# Dataset records
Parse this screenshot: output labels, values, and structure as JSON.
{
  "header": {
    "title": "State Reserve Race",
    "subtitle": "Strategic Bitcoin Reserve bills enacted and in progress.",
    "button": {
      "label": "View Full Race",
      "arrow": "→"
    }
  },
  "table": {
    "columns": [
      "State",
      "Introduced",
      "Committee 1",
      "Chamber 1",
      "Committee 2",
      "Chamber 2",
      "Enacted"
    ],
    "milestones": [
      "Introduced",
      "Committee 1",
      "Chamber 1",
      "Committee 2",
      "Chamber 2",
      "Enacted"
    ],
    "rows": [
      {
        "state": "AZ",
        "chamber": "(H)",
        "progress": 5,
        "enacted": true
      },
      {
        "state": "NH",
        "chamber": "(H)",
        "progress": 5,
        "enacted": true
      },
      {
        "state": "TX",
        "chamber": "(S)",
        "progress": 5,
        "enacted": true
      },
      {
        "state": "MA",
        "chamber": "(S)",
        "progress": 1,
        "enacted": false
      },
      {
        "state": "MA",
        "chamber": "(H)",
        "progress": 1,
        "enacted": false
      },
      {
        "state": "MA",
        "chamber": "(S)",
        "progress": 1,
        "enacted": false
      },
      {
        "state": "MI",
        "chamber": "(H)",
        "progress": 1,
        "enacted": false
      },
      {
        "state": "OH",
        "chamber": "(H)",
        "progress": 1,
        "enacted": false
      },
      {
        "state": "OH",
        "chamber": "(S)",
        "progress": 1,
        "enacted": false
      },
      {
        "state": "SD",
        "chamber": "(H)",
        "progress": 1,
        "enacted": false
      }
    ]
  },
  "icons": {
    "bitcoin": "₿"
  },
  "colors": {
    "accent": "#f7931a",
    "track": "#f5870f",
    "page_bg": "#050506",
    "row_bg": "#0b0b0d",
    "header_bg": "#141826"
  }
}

--

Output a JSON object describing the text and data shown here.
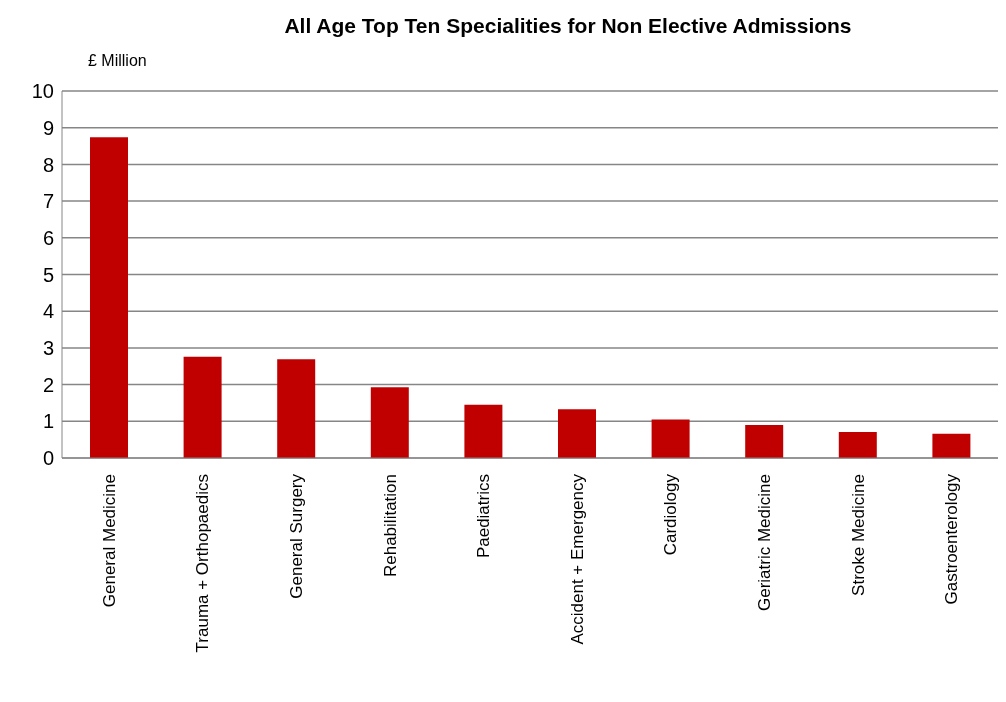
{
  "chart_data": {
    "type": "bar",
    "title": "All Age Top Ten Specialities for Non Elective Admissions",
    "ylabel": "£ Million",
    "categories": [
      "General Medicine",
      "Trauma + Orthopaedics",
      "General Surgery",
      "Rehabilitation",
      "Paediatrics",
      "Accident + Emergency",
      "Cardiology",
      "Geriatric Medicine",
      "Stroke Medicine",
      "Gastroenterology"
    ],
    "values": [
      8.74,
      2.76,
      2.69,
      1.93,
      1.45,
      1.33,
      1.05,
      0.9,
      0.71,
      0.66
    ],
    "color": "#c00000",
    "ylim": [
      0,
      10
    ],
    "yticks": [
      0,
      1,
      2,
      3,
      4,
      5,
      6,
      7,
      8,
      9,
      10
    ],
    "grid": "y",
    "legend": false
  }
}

...

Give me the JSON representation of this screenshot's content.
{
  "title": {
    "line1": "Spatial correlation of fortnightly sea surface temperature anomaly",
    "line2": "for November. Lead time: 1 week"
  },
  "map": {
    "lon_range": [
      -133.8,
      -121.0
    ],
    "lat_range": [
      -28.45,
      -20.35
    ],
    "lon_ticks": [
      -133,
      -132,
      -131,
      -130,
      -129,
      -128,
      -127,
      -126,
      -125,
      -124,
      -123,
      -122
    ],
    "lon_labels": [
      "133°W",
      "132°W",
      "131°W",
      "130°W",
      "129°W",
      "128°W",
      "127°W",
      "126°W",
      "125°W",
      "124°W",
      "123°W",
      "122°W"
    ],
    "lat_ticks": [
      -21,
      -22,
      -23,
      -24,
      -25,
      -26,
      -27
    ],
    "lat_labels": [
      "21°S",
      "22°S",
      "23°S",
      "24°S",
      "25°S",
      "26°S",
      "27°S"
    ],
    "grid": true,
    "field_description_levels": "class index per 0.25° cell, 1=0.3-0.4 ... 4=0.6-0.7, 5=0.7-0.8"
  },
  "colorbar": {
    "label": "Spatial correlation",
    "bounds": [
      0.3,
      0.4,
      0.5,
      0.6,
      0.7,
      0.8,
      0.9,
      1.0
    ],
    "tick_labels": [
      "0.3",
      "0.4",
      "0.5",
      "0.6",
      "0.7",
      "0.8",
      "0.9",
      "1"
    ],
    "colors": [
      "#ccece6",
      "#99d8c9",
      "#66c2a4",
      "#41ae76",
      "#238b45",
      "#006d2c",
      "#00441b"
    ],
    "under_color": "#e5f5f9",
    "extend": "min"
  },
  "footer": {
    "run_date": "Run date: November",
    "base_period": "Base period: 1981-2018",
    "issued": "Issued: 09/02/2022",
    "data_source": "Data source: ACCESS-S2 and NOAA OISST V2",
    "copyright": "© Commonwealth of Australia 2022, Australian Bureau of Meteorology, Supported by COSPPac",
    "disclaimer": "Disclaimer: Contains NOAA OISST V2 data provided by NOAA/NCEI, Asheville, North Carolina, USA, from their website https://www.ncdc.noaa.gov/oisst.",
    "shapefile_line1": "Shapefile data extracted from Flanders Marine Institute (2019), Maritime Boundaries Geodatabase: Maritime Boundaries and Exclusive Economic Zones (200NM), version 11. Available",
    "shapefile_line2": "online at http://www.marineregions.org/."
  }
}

# Problem to solve
Return each line of the listing that holds the string "OISST".

# Solved exercise
    "data_source": "Data source: ACCESS-S2 and NOAA OISST V2",
    "disclaimer": "Disclaimer: Contains NOAA OISST V2 data provided by NOAA/NCEI, Asheville, North Carolina, USA, from their website https://www.ncdc.noaa.gov/oisst.",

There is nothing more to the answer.